▶ **Aim**
Look through the material below and give the number of lines holding "yellow", with no other words.

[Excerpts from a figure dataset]
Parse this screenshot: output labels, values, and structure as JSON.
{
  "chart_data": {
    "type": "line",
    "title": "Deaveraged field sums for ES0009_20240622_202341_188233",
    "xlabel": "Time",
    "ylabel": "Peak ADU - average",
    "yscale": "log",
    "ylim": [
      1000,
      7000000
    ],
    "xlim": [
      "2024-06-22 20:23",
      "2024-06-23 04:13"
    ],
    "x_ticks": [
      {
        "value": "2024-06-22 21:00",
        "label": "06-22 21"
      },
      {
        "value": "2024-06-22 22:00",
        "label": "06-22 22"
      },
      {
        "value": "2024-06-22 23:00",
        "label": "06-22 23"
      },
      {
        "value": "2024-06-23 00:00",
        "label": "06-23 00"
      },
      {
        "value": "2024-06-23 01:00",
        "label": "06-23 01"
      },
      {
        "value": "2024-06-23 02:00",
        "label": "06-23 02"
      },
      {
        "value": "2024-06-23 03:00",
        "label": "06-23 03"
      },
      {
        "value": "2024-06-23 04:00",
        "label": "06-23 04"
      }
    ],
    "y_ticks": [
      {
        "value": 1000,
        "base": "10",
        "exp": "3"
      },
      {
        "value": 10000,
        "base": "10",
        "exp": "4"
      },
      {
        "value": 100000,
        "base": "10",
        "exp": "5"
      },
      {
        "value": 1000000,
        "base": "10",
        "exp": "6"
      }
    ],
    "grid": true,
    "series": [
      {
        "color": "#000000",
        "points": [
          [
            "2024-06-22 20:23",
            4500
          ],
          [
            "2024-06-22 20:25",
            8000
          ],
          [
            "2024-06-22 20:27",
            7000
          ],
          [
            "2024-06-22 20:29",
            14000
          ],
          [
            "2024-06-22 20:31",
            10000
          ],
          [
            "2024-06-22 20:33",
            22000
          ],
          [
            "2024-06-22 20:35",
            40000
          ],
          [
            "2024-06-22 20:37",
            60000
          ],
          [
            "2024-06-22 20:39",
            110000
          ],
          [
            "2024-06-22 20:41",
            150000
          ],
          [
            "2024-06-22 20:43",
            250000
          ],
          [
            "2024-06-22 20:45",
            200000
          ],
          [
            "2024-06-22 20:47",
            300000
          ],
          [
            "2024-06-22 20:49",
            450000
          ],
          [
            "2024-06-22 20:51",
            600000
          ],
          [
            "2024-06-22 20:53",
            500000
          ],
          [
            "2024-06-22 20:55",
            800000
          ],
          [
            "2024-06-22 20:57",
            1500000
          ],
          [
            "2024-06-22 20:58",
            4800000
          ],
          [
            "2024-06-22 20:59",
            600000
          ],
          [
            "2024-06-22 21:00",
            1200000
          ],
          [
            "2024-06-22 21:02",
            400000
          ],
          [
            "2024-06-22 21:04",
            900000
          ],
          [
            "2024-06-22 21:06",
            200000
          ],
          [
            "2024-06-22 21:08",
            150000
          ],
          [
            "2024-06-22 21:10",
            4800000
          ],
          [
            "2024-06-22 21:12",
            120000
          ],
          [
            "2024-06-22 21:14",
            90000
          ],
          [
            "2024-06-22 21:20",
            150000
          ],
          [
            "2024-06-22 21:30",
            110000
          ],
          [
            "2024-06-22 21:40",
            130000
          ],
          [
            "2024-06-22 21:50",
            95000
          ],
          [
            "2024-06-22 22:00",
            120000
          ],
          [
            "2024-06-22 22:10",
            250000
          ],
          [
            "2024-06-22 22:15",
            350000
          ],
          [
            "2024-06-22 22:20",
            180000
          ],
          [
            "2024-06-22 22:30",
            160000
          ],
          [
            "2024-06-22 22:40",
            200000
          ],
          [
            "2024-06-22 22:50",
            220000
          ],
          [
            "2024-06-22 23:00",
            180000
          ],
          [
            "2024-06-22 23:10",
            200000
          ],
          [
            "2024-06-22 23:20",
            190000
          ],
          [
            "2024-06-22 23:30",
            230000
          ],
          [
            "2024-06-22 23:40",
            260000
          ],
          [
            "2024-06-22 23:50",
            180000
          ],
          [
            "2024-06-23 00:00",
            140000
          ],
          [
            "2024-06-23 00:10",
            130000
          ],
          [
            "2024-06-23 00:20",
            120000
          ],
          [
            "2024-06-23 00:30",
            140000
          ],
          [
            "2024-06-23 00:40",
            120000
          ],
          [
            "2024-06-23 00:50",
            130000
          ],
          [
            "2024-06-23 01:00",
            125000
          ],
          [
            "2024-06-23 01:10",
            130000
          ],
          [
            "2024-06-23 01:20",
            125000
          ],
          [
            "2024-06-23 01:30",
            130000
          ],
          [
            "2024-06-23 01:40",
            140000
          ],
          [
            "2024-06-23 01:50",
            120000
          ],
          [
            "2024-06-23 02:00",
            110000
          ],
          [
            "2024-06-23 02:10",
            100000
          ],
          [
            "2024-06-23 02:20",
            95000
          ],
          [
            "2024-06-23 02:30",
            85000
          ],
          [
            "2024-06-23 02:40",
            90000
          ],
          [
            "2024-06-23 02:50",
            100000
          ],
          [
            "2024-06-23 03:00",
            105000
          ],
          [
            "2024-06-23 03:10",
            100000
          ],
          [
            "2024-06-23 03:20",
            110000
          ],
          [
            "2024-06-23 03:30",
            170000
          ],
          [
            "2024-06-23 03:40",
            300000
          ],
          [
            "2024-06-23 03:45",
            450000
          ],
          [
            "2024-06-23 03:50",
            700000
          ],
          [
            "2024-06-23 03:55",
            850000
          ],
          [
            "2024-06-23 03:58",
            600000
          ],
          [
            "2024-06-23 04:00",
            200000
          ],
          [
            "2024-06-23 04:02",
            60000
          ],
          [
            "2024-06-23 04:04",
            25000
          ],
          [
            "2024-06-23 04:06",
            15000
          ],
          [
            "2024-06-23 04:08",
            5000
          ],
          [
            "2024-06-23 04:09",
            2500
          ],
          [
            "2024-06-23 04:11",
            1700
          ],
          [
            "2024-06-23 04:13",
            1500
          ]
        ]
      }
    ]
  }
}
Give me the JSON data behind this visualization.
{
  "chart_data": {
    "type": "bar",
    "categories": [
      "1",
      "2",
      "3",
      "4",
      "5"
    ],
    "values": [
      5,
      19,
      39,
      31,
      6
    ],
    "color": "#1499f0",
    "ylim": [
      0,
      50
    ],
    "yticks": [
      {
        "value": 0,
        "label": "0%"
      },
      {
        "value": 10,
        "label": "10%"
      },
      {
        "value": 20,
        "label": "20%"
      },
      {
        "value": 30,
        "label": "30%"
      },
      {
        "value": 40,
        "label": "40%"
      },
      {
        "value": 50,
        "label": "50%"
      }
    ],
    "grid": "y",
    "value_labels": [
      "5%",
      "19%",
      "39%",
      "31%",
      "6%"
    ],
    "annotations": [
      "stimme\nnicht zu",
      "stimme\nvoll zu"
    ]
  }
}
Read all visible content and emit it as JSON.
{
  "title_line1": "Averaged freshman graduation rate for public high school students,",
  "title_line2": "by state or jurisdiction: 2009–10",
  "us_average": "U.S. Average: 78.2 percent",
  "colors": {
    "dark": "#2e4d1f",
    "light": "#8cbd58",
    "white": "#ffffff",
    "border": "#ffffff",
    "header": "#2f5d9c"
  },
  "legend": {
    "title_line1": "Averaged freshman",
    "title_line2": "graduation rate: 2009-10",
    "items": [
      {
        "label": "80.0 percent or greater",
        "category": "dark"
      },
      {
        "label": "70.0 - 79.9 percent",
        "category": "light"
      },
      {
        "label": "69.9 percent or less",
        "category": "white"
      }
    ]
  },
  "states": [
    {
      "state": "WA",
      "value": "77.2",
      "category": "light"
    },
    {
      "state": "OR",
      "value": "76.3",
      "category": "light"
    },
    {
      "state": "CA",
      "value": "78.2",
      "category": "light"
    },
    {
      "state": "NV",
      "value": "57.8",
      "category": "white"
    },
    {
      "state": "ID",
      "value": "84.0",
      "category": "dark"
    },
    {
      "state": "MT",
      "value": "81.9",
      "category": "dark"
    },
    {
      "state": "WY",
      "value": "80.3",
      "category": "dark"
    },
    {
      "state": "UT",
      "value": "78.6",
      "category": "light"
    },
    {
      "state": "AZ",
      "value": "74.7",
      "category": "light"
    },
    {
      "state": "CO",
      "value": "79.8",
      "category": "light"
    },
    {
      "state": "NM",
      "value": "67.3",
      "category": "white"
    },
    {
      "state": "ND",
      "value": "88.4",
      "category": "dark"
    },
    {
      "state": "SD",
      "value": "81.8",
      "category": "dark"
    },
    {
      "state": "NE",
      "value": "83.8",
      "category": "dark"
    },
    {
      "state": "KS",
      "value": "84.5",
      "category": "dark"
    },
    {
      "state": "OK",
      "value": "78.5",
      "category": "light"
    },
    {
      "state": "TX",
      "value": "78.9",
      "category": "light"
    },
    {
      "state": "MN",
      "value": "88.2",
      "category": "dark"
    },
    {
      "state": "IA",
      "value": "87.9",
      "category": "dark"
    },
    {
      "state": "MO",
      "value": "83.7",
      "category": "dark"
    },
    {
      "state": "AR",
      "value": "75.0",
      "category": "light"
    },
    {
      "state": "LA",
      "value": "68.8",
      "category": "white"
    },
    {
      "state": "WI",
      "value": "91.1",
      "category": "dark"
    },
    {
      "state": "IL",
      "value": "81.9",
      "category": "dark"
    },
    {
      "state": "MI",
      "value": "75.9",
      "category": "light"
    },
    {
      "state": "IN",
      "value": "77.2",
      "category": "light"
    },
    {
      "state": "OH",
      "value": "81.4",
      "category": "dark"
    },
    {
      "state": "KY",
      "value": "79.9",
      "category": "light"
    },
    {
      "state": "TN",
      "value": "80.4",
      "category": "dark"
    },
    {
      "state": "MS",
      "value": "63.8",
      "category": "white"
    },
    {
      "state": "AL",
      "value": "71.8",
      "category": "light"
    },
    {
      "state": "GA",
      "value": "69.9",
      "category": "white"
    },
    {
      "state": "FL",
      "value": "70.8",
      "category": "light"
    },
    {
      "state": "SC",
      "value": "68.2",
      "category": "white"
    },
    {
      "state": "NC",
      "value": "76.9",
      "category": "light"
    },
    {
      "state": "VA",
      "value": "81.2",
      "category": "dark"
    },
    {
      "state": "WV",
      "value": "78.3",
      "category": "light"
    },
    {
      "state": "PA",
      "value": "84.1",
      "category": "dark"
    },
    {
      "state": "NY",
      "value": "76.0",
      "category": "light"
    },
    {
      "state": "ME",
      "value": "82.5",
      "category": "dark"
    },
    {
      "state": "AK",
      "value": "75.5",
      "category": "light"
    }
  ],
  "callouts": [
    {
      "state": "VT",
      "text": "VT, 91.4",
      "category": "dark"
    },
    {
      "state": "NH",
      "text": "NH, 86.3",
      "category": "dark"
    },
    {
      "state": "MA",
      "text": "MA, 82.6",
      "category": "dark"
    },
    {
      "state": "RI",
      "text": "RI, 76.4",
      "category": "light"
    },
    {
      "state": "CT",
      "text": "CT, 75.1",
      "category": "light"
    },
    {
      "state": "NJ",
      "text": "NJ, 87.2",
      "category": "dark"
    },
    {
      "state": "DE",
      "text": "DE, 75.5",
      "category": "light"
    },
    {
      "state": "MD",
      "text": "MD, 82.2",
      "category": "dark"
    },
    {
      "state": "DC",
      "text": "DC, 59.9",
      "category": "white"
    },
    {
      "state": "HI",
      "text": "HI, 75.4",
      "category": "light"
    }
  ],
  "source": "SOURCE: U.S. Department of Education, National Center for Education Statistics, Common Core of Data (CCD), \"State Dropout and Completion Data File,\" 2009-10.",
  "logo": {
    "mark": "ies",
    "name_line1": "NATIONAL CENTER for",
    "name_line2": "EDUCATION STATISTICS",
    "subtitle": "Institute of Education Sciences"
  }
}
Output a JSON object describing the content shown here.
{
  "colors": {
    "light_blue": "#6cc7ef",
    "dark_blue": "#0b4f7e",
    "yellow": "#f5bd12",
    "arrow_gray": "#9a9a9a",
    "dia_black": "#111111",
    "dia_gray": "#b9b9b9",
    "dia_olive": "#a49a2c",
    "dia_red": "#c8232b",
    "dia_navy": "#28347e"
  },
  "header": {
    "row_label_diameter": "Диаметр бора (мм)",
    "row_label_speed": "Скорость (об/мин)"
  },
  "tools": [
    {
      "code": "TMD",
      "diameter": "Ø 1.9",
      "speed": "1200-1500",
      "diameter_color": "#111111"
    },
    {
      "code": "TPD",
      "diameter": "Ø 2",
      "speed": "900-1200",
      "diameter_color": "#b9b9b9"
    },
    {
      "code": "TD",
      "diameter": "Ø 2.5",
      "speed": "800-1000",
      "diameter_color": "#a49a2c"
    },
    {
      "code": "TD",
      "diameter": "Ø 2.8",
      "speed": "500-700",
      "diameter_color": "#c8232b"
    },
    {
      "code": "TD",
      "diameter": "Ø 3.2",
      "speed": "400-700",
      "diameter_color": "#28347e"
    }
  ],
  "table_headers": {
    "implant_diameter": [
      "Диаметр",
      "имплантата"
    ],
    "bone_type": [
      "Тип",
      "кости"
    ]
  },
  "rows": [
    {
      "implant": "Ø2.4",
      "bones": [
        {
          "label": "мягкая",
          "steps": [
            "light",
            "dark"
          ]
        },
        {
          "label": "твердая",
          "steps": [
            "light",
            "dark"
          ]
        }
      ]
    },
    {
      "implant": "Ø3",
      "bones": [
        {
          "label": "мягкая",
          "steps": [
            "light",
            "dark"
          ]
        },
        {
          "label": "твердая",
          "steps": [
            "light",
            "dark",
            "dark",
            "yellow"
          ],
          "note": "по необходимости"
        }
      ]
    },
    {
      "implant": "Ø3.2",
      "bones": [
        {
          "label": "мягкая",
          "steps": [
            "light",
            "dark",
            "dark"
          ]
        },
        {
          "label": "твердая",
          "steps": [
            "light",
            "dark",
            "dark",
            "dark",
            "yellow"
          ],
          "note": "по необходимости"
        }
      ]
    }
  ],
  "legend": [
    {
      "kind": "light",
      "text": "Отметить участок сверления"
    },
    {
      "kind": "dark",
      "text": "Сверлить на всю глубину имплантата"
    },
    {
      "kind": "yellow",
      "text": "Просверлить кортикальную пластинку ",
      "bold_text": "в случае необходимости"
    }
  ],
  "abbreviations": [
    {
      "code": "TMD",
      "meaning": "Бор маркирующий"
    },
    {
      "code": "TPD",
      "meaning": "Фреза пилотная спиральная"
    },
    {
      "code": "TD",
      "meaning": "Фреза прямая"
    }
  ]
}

▶ **Exercise answer**
4